BEGIN

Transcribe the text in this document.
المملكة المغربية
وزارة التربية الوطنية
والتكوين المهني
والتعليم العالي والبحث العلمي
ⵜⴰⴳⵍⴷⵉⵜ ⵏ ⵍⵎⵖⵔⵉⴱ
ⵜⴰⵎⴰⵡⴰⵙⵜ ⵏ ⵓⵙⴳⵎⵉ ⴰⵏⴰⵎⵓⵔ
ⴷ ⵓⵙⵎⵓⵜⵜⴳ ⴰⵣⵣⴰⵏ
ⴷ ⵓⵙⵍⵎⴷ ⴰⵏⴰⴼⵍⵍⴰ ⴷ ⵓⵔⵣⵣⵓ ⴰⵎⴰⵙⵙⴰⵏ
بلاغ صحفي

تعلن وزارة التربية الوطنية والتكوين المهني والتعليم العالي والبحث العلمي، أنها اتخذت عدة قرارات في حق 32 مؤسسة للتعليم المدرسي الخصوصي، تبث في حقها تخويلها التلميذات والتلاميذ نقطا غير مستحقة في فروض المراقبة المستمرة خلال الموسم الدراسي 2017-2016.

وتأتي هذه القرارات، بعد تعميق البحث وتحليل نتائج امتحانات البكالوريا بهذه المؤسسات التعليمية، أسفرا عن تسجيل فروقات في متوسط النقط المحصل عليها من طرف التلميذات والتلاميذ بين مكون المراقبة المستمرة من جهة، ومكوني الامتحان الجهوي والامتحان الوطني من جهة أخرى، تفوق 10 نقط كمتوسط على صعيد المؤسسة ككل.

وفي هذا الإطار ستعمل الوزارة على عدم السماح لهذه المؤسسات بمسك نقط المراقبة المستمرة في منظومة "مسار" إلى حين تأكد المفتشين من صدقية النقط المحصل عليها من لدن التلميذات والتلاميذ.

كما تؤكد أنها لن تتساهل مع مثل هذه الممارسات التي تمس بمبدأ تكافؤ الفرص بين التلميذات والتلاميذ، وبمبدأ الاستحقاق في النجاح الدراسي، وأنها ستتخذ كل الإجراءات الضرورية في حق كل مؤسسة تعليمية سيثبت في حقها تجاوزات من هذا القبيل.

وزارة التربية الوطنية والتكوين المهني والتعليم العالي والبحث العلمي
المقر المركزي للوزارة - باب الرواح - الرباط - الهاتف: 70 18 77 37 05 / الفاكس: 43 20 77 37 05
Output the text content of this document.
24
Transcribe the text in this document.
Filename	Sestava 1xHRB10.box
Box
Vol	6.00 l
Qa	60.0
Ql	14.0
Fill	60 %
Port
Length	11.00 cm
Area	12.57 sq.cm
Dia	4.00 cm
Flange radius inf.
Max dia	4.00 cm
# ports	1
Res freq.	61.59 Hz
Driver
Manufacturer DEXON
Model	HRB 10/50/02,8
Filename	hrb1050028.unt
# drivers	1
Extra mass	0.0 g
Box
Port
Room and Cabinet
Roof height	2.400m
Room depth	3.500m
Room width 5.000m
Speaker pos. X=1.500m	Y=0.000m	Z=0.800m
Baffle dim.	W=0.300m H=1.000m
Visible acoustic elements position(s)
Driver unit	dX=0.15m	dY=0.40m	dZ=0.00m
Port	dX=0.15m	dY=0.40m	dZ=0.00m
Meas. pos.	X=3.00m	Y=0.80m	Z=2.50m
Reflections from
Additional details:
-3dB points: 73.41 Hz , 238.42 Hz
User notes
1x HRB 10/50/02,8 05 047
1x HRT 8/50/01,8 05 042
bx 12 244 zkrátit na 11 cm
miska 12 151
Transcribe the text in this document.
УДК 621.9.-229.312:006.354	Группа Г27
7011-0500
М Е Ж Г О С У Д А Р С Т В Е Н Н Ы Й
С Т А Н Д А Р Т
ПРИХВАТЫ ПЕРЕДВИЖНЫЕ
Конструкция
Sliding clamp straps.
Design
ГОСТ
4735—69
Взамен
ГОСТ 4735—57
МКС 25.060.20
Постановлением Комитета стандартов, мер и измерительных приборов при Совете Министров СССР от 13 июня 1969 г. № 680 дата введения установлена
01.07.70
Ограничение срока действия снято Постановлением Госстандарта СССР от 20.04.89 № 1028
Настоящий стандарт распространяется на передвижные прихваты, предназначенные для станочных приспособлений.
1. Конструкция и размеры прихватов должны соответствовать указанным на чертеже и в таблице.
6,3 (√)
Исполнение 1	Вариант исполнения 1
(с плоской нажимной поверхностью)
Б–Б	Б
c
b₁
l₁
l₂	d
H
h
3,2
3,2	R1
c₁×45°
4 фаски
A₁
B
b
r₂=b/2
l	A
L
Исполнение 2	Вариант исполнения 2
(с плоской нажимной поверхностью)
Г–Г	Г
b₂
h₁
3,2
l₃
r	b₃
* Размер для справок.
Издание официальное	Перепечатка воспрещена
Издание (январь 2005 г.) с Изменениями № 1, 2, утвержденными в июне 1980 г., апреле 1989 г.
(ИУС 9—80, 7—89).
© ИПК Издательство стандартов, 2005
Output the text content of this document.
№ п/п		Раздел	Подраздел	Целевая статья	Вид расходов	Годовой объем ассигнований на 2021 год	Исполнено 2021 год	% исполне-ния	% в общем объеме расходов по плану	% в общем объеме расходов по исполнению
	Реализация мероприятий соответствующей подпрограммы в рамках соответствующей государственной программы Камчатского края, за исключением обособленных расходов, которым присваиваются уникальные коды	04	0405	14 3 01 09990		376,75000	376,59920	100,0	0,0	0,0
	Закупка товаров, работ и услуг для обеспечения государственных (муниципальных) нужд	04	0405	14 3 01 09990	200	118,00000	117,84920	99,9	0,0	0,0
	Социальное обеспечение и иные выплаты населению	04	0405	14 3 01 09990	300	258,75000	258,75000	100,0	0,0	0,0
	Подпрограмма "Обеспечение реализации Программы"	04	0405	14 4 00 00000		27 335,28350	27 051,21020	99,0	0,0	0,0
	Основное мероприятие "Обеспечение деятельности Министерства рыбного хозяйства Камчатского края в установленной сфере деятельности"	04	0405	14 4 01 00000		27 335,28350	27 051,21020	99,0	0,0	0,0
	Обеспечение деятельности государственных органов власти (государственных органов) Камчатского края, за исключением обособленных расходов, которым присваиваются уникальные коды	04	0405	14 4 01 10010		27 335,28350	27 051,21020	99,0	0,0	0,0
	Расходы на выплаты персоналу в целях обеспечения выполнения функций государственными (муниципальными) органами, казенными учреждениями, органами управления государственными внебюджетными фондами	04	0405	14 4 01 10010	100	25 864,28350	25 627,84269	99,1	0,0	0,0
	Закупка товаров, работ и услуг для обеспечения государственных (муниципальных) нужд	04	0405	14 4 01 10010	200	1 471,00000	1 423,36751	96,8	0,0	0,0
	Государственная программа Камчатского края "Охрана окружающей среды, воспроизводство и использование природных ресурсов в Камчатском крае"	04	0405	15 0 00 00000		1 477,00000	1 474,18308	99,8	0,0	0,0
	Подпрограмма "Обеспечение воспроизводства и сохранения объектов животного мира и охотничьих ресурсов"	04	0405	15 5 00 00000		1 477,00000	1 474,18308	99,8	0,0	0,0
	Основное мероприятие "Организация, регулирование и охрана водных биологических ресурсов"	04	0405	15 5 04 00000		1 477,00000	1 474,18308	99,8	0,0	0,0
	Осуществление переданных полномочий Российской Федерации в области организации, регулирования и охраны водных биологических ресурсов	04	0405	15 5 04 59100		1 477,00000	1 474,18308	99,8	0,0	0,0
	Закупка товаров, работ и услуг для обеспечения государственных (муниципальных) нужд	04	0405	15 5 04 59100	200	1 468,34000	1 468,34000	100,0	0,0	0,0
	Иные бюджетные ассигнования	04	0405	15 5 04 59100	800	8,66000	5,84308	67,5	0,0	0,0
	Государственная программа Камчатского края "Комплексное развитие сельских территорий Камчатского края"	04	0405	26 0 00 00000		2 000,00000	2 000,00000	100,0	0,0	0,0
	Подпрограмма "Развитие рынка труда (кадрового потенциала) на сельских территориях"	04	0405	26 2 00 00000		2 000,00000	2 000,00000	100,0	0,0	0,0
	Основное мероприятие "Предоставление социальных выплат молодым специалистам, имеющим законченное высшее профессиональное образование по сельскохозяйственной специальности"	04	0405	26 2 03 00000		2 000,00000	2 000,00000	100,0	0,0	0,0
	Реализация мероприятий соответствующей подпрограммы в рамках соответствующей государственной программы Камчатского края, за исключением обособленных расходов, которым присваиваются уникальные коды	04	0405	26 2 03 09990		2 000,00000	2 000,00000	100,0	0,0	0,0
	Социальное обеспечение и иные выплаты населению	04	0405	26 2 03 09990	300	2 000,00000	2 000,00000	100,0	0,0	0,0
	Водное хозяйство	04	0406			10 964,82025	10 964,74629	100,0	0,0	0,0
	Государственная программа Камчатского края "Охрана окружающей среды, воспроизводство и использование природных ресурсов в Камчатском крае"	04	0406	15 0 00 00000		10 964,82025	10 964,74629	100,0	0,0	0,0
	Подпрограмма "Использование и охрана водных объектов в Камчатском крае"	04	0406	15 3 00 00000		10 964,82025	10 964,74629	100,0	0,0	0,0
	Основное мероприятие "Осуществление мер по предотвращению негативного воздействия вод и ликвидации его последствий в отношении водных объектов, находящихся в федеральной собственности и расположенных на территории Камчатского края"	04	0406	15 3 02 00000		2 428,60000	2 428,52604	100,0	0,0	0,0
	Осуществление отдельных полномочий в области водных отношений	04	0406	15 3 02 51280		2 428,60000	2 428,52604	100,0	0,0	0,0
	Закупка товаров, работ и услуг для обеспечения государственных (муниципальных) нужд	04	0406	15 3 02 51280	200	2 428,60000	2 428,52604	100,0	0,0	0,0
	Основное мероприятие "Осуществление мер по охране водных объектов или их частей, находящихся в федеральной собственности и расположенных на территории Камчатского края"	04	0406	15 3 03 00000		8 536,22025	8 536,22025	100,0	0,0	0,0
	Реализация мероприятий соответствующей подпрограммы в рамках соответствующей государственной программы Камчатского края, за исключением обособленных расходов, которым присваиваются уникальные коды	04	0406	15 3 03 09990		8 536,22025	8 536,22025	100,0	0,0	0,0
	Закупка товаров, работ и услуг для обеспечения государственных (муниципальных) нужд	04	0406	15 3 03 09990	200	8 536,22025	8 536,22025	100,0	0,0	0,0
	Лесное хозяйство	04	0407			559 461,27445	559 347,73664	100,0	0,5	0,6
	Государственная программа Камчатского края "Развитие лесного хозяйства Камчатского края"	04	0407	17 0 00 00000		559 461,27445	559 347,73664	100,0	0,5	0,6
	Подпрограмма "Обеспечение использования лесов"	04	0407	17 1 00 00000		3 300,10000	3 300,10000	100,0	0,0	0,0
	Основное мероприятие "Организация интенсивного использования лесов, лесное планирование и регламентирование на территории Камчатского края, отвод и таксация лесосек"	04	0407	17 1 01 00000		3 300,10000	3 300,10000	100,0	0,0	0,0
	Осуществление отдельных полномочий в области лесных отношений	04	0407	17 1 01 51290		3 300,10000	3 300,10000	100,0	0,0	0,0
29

END

In the records above, locate the lines holding the word "исполнения". Copy each of them.

Исполнение 1	Вариант исполнения 1
Исполнение 2	Вариант исполнения 2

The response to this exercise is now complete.